Copy out all lines where "Stuttgart" appears.

• _A block of data_:
:::::

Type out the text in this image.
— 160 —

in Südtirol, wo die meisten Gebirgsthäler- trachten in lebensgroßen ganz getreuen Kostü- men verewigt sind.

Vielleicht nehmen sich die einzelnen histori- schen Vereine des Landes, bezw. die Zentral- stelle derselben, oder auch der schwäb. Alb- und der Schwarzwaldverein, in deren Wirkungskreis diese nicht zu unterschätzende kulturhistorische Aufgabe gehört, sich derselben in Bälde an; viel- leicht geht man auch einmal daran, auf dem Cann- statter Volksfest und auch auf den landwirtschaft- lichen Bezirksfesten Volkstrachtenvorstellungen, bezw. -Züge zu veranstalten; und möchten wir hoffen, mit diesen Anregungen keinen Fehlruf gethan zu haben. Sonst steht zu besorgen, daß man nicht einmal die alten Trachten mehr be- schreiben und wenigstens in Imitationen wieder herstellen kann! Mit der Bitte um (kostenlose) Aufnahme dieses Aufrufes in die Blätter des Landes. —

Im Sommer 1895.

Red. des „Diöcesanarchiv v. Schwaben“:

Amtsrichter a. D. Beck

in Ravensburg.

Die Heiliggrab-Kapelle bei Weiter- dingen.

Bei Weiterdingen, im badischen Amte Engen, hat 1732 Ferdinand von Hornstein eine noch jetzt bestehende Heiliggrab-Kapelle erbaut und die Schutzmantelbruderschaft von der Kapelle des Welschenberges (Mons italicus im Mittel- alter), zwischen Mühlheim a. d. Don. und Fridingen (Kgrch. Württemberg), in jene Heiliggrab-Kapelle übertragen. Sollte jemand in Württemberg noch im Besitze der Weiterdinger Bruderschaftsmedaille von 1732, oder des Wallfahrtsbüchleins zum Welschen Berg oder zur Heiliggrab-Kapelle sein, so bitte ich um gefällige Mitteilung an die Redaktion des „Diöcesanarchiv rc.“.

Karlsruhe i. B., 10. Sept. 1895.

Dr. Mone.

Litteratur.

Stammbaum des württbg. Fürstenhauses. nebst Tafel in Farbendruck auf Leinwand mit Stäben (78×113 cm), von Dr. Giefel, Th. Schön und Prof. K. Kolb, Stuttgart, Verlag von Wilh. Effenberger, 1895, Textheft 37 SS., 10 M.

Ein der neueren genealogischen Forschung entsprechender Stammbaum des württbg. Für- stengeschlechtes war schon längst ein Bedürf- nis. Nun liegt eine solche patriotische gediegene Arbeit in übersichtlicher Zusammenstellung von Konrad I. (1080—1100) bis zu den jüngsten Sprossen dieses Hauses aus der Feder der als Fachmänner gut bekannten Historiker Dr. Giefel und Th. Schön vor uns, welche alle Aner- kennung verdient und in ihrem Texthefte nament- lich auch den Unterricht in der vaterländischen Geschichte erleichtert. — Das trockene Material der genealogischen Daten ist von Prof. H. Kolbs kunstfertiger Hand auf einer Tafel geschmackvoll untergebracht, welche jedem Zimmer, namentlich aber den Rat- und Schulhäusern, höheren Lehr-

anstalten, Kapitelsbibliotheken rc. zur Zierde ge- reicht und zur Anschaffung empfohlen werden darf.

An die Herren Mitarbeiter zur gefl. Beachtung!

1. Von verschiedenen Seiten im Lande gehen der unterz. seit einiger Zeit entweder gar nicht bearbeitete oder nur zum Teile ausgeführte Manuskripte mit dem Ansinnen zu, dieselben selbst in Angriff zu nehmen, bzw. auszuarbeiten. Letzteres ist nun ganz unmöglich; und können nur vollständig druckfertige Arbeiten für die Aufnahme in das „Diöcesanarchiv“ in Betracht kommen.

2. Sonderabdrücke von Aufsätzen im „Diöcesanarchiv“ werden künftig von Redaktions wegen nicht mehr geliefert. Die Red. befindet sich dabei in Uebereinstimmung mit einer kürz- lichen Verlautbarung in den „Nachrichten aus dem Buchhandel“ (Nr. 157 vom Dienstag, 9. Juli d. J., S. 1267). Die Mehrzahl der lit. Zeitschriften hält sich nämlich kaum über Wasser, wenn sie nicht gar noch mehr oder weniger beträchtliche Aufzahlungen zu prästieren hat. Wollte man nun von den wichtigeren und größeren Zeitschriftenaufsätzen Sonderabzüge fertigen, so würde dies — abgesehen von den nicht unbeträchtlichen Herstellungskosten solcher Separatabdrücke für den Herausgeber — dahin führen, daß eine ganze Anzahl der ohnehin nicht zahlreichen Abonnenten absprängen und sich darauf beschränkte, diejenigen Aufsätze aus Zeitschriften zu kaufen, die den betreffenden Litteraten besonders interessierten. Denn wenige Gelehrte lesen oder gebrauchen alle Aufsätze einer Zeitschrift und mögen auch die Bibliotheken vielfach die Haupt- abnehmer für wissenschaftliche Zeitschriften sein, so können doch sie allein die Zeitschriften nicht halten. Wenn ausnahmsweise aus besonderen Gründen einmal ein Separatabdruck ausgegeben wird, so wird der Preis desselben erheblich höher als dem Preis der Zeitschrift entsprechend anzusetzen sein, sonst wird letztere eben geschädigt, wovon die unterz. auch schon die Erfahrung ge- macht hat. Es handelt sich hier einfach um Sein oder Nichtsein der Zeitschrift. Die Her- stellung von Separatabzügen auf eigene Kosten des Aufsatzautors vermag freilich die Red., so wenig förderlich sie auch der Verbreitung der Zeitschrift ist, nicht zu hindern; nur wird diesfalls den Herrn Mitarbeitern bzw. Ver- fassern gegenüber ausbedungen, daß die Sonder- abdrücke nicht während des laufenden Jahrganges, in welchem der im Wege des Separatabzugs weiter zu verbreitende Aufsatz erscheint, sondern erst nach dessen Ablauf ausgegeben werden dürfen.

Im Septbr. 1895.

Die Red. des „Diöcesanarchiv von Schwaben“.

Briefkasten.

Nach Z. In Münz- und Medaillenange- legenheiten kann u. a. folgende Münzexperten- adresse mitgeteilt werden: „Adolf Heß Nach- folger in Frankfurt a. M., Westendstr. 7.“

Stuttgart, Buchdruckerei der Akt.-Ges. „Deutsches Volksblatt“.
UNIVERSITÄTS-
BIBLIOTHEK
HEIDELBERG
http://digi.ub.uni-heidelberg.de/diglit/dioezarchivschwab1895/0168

:::::

• _ANSWER TO THIS PROBLEM_:
Stammbaum des württbg. Fürstenhauses. nebst Tafel in Farbendruck auf Leinwand mit Stäben (78×113 cm), von Dr. Giefel, Th. Schön und Prof. K. Kolb, Stuttgart, Verlag von Wilh. Effenberger, 1895, Textheft 37 SS., 10 M.
Stuttgart, Buchdruckerei der Akt.-Ges. „Deutsches Volksblatt“.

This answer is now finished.